==== RECORDS SUPPLIED ====
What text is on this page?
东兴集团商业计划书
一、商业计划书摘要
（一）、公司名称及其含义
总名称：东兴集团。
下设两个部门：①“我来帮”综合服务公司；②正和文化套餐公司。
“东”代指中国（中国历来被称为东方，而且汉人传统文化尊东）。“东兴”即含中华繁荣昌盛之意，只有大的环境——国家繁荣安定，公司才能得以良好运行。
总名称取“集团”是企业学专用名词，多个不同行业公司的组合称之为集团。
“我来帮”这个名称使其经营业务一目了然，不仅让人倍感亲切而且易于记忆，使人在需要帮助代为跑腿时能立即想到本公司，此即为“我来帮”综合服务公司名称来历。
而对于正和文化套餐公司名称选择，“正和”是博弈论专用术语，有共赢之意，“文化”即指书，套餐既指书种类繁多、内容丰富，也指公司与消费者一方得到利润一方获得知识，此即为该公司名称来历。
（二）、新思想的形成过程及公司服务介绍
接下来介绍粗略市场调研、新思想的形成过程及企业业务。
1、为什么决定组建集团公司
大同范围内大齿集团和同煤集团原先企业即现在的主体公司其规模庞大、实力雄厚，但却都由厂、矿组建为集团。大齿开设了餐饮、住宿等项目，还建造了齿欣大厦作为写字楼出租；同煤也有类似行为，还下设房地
====
==== RECORDS SUPPLIED ====
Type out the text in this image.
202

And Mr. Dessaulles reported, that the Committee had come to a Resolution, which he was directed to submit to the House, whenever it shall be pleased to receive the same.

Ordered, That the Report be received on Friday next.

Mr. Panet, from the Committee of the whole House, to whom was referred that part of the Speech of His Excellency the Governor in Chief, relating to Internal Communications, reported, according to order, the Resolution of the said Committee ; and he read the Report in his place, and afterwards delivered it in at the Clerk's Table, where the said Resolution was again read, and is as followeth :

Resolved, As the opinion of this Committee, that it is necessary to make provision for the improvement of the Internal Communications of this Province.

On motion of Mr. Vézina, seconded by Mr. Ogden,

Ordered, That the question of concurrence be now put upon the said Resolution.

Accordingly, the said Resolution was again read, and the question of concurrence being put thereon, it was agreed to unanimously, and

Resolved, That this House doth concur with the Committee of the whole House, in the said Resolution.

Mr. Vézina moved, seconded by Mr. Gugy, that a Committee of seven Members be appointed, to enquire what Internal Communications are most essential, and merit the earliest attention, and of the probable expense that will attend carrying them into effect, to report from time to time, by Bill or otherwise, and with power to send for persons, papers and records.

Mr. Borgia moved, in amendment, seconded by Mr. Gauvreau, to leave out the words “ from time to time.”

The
====
==== RECORDS SUPPLIED ====
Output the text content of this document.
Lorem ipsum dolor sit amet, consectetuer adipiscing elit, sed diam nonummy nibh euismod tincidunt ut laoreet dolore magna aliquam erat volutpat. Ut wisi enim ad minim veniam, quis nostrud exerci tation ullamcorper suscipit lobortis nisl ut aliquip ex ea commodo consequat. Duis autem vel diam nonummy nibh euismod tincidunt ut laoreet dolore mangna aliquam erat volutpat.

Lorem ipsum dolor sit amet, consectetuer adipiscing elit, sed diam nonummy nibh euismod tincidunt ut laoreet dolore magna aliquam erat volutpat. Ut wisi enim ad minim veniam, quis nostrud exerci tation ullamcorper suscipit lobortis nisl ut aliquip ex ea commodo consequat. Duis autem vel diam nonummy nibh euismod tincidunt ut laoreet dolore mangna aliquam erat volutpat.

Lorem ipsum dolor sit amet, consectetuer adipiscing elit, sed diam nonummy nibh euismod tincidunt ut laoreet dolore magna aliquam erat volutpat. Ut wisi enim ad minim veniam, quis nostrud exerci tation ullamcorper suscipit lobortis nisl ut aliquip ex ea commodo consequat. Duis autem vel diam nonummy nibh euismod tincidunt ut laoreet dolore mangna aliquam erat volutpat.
====
Say, as a single number and nothing more, how many lines of the entries contain the word "from".

#### OUTPUT OF THE EXERCISE
3